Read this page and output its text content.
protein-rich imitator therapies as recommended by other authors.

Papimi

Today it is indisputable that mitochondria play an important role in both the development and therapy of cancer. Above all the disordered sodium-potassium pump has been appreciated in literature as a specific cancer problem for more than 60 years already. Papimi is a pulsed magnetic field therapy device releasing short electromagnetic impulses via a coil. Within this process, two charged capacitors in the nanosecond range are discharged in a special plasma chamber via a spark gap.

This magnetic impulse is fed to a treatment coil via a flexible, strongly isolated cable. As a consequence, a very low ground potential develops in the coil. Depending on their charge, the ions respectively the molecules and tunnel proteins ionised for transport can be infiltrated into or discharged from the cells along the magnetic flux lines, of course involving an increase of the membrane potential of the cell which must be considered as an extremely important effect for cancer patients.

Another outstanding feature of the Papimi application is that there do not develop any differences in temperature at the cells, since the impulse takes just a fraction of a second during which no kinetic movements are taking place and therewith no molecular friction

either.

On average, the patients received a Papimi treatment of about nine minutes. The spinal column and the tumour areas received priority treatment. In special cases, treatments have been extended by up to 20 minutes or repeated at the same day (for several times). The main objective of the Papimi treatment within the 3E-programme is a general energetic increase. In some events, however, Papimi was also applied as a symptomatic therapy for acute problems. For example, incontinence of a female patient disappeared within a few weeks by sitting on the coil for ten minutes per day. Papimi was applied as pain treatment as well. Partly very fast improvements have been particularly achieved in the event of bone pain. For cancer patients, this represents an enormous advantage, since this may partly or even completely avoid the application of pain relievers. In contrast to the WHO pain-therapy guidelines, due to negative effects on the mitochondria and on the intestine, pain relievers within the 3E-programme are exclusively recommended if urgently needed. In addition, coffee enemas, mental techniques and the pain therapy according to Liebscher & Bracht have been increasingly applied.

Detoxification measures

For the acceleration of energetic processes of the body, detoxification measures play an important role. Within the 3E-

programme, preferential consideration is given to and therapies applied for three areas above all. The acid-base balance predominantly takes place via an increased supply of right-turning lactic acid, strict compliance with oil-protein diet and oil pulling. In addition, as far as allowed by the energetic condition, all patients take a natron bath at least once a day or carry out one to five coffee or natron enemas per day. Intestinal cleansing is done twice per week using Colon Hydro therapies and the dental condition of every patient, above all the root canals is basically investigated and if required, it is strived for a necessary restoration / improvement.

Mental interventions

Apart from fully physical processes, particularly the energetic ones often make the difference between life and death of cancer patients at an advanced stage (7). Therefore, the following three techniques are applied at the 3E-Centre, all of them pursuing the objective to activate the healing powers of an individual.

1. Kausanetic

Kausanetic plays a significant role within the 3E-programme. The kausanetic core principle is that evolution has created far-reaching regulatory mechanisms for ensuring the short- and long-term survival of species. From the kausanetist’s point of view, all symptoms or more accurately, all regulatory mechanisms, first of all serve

EXERCISE AIM: Please copy every line in the entries where "cells" appears.

OUTPUT:
This magnetic impulse is fed to a treatment coil via a flexible, strongly isolated cable. As a consequence, a very low ground potential develops in the coil. Depending on their charge, the ions respectively the molecules and tunnel proteins ionised for transport can be infiltrated into or discharged from the cells along the magnetic flux lines, of course involving an increase of the membrane potential of the cell which must be considered as an extremely important effect for cancer patients.
Another outstanding feature of the Papimi application is that there do not develop any differences in temperature at the cells, since the impulse takes just a fraction of a second during which no kinetic movements are taking place and therewith no molecular friction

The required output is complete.